## YOUR GOAL
Write out each line exactly as given. Leave the pictures out of your copy.

Records from a dataset
______
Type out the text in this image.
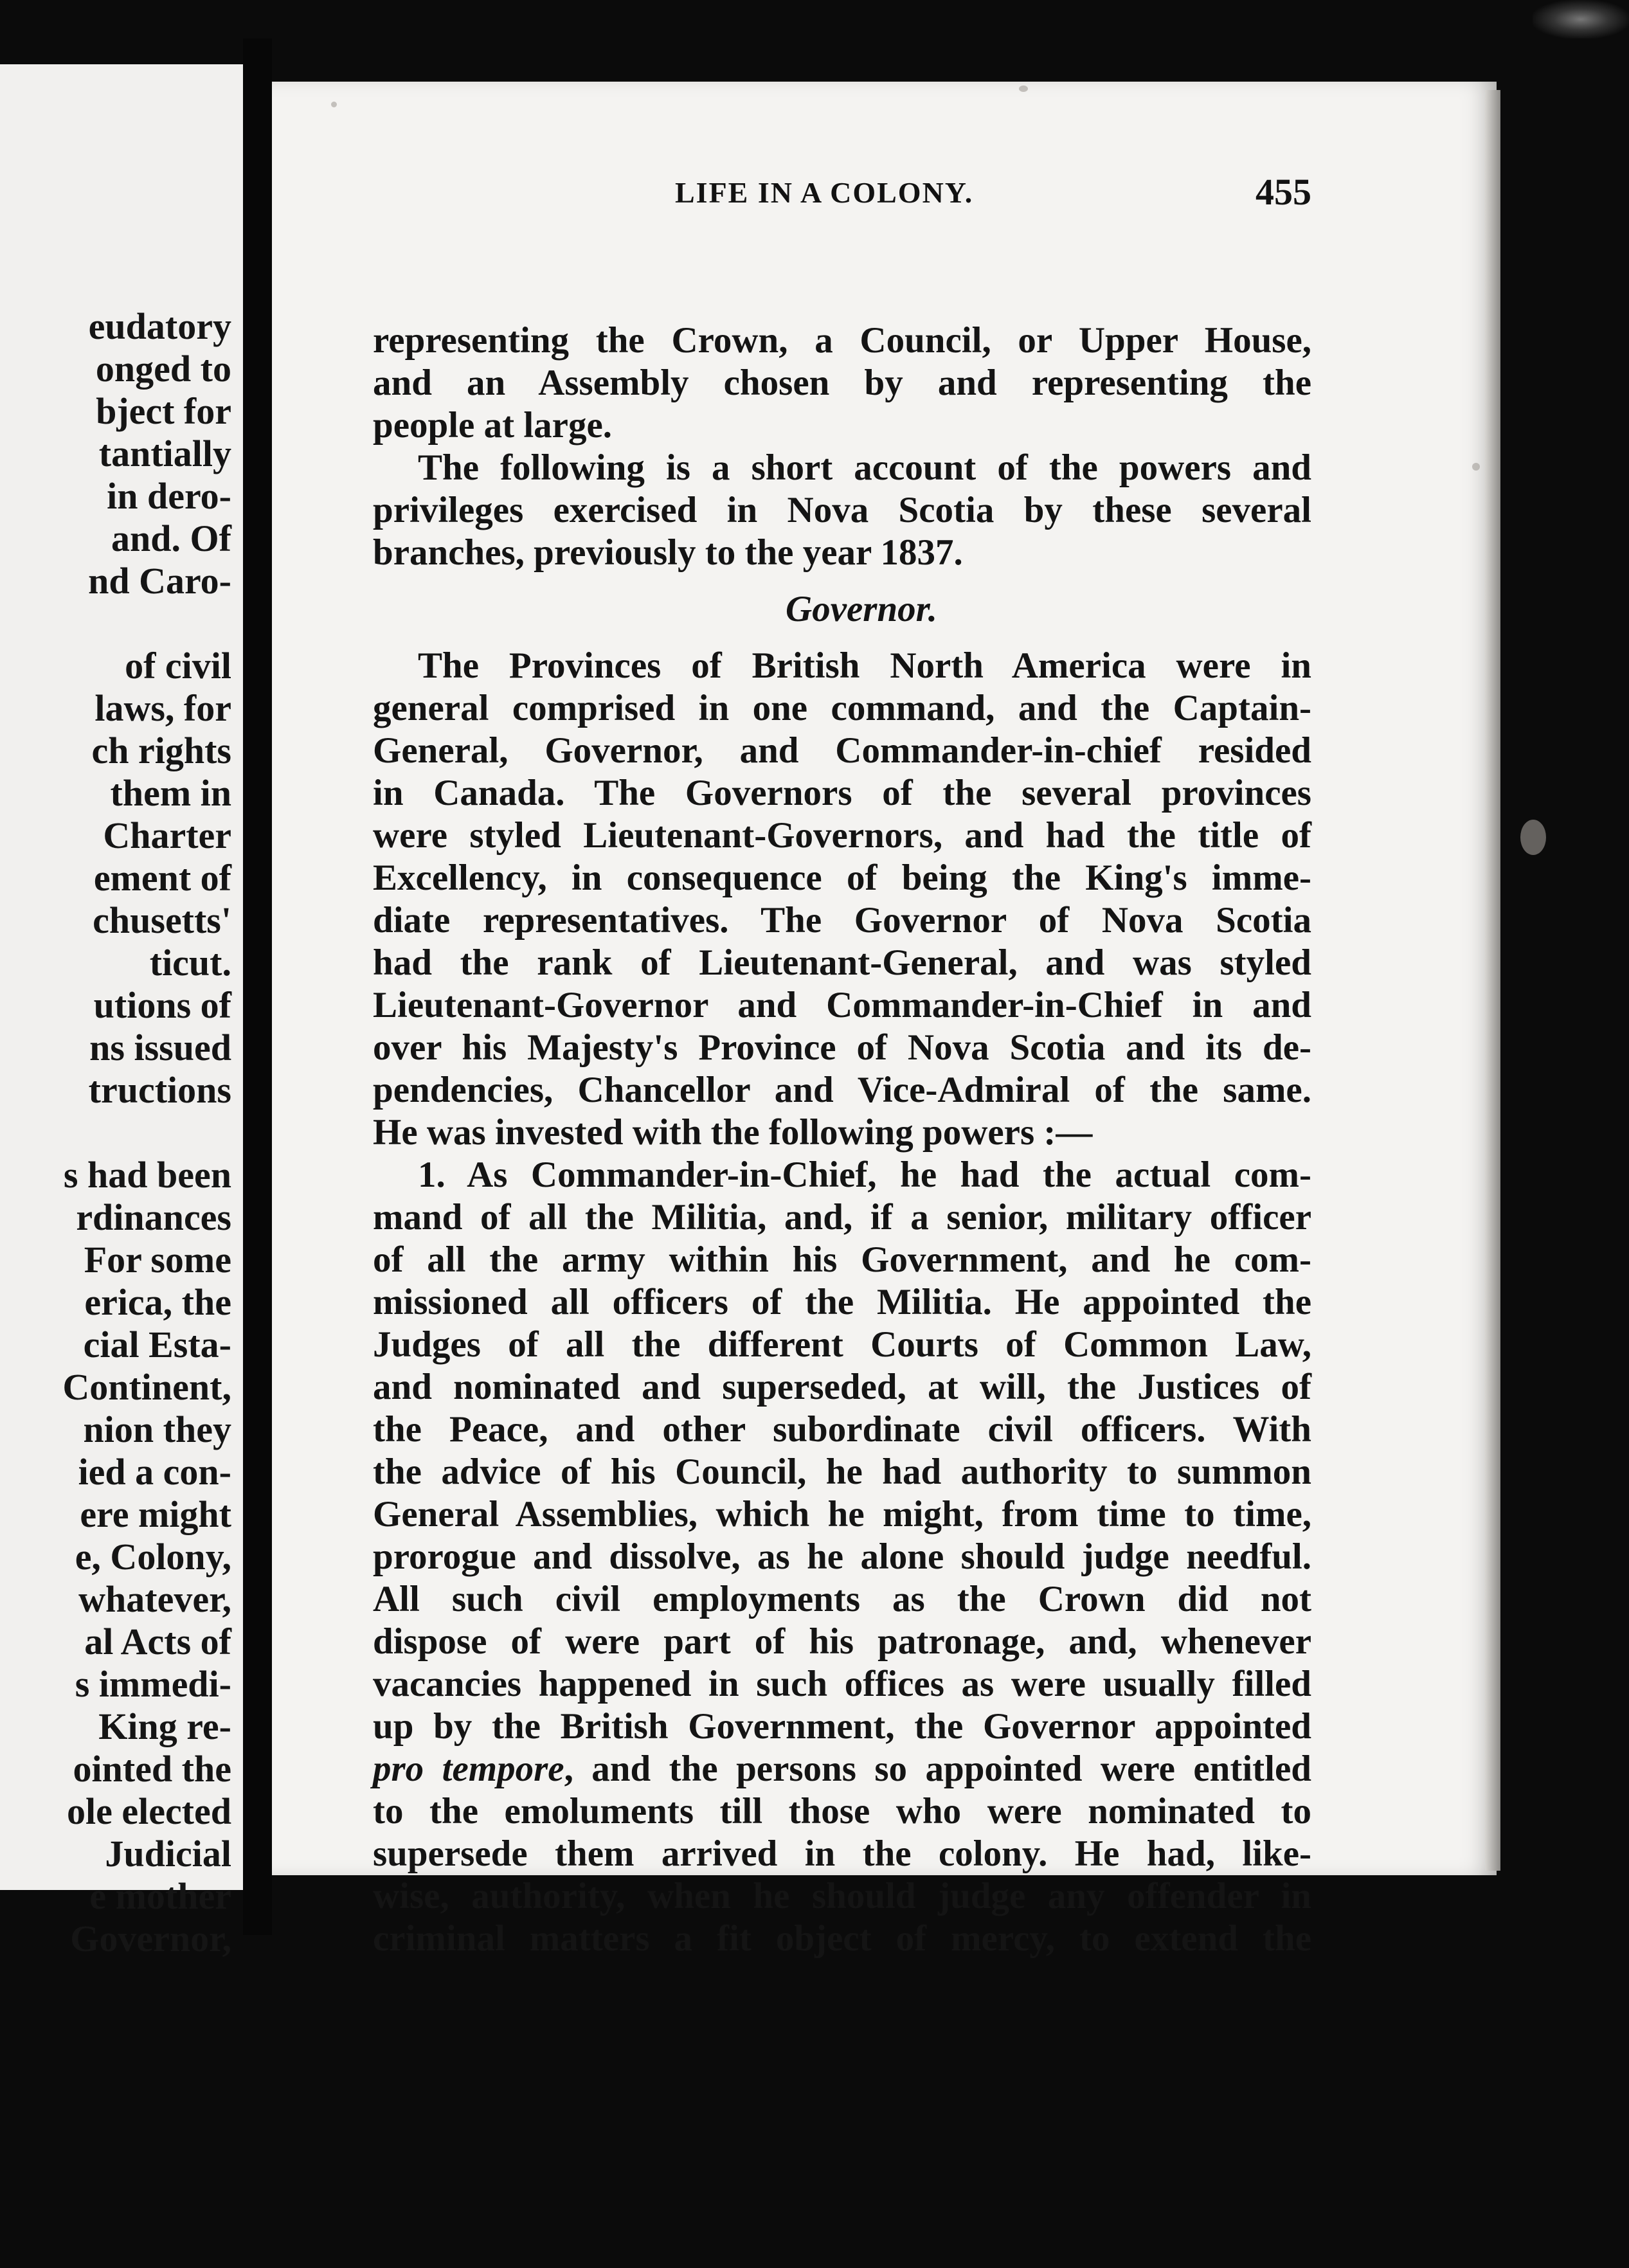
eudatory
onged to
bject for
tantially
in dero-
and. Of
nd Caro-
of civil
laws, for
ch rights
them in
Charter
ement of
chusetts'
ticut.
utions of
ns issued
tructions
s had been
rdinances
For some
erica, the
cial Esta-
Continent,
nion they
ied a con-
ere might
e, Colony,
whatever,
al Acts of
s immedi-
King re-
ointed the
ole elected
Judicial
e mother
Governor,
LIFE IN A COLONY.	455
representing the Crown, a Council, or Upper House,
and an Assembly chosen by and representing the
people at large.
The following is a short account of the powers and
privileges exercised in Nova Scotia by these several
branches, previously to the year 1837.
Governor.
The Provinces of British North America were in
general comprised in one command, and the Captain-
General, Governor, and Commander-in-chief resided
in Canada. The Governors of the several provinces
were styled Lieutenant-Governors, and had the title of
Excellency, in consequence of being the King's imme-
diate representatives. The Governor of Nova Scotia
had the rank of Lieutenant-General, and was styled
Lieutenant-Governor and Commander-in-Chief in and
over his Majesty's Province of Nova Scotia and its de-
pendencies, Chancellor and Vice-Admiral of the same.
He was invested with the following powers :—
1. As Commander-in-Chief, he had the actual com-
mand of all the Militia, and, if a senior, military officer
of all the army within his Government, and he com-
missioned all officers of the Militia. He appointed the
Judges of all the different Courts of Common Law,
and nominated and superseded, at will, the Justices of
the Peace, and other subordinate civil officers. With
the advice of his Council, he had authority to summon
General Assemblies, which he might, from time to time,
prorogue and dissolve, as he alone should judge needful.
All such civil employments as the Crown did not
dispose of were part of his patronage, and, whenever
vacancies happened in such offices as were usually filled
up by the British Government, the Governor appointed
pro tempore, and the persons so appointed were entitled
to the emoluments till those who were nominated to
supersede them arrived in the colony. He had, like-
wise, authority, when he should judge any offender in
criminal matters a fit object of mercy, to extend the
______
## RESULT OF THE TASK
Type out the text in this image.
eudatory
onged to
bject for
tantially
in dero-
and. Of
nd Caro-
of civil
laws, for
ch rights
them in
Charter
ement of
chusetts'
ticut.
utions of
ns issued
tructions
s had been
rdinances
For some
erica, the
cial Esta-
Continent,
nion they
ied a con-
ere might
e, Colony,
whatever,
al Acts of
s immedi-
King re-
ointed the
ole elected
Judicial
e mother
Governor,
LIFE IN A COLONY.	455
representing the Crown, a Council, or Upper House,
and an Assembly chosen by and representing the
people at large.
The following is a short account of the powers and
privileges exercised in Nova Scotia by these several
branches, previously to the year 1837.
Governor.
The Provinces of British North America were in
general comprised in one command, and the Captain-
General, Governor, and Commander-in-chief resided
in Canada. The Governors of the several provinces
were styled Lieutenant-Governors, and had the title of
Excellency, in consequence of being the King's imme-
diate representatives. The Governor of Nova Scotia
had the rank of Lieutenant-General, and was styled
Lieutenant-Governor and Commander-in-Chief in and
over his Majesty's Province of Nova Scotia and its de-
pendencies, Chancellor and Vice-Admiral of the same.
He was invested with the following powers :—
1. As Commander-in-Chief, he had the actual com-
mand of all the Militia, and, if a senior, military officer
of all the army within his Government, and he com-
missioned all officers of the Militia. He appointed the
Judges of all the different Courts of Common Law,
and nominated and superseded, at will, the Justices of
the Peace, and other subordinate civil officers. With
the advice of his Council, he had authority to summon
General Assemblies, which he might, from time to time,
prorogue and dissolve, as he alone should judge needful.
All such civil employments as the Crown did not
dispose of were part of his patronage, and, whenever
vacancies happened in such offices as were usually filled
up by the British Government, the Governor appointed
pro tempore, and the persons so appointed were entitled
to the emoluments till those who were nominated to
supersede them arrived in the colony. He had, like-
wise, authority, when he should judge any offender in
criminal matters a fit object of mercy, to extend the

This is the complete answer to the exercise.